(WORK INSTRUCTIONS): Reproduce the radio monologue about the Hump bar bombing word for word, from "Pamela Moran: The" to "I don't know.".

(PASSAGE FOR REVIEW):
· · ·

Pamela Moran: This is Pamela Moran. I realize that this isn't my normal radio spot but normal isn't a word that applies much anymore, not around here. I don't know how to gently lead up to something like this so, I'm just going to say it. I just found out that someone very near to me died. As you all know, four days ago there was a bombing at the Hump bar, and the city is still not back to normal. People are trying to understand how something so horrible could have happened here. The destruction, debris, both physical and emotional have taken a heavy toll, though the army was quick to respond.
Pamela Moran: I, too, was one of those who was glued to my television. It was as if I only listened to the news report long enough, watch the images enough times, that somehow it would all change. On that first day we were hungering for information, my son came up to me and asked me if I would take him to the beach. Our adult world was falling apart but in my child's world he just wanted to go to the beach. He said he found this secret place where the gold star fish are and he wanted to show it to me. But no I couldn't pull myself away. I just sat there in front of the television, hypnotized by it all.
Pamela Moran: People who aren't in the military don't understand the unique bonds that are forged so quickly on an army post. Maybe it's because we move so much. You know when you rarely spend more than two or three years in one place, it forces you to get to the heart of things. That's why when one of these people who we've come to care about, like they're our own family, slips away, leaves us forever, the loss is almost unbearable.
Pamela Moran: The mind plays tricks on us at times like this, it has to, we need it to. It's how we're able to power on and do what needs to be done. Even something as mundane as doing the dishes that are piling up in the sink or going out and getting up, doing what needs to be done for your loved ones. The future doesn't stop.
Pamela Moran: We all searched for strength on that first day or two, I did. But whether what I found was true strength or just some part of our DNA that makes us want to reach out and help, I don't know.
Pamela Moran: At times like this, we question our own strength. Or ability to hang on and not crumble. It's one of the things I admire the most about the army wives I've met. It must be a military thing. This capacity to press on despite the obstacles, to see a mission through to its completion.
Pamela Moran: No matter what happens, that makes us question the world we live in, life goes on, as cliché as that sounds. One generation passes the baton to the next generation and the cycle of life continues.
Pamela Moran: Regenerate, life renewed. What is it that the poets keep trying to hammer into our heads? Winter becomes spring, night becomes day. As one wave crashes onto the shore and disappears, another one appears behind it and another and another. I guess we humans just plain wanna stick around. The ride must be worth the price of admission, and it's not in us to give up hope. Even when any reason for hope as dwindled to almost nothing. This communal spirit, this crazy insistence, that we all really are connected and each other's care taker, it keeps us from sinking into despair, or sliding into the abyss.
Pamela Moran: What is it about the human touch, holding a loved one close, and feeling their warmth, their heartbeat? I mean this is the army and frequently our loved ones are far away but their warmth doesn't have to be.
Pamela Moran: At times it feels totally random, this roll of the dice on who lives and who dies. Trevor was alive, Marilyn was dead and the worse was yet to come.
Pamela Moran: At some point words fail us and we're left with silence, silence and time. I read something once, to live, to hurt, to leave behind is not to die. I don't know what each of you is going to do today, but now is the time to tell those you love, that you love them. Like we loved Amanda and she lives in our heart still and will never be forgotten. Me, I think I'm going to pick up my kids and take that ride down to the ocean like they wanted. The water's beautiful this time of year. Besides, they know where they gold starfish are.

· · ·

(DATASET CONTENT):
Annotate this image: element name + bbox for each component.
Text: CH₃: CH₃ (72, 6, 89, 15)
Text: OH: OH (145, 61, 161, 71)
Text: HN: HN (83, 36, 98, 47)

· · ·

(RESULT OF THE EXERCISE):
Pamela Moran: The mind plays tricks on us at times like this, it has to, we need it to. It's how we're able to power on and do what needs to be done. Even something as mundane as doing the dishes that are piling up in the sink or going out and getting up, doing what needs to be done for your loved ones. The future doesn't stop.
Pamela Moran: We all searched for strength on that first day or two, I did. But whether what I found was true strength or just some part of our DNA that makes us want to reach out and help, I don't know.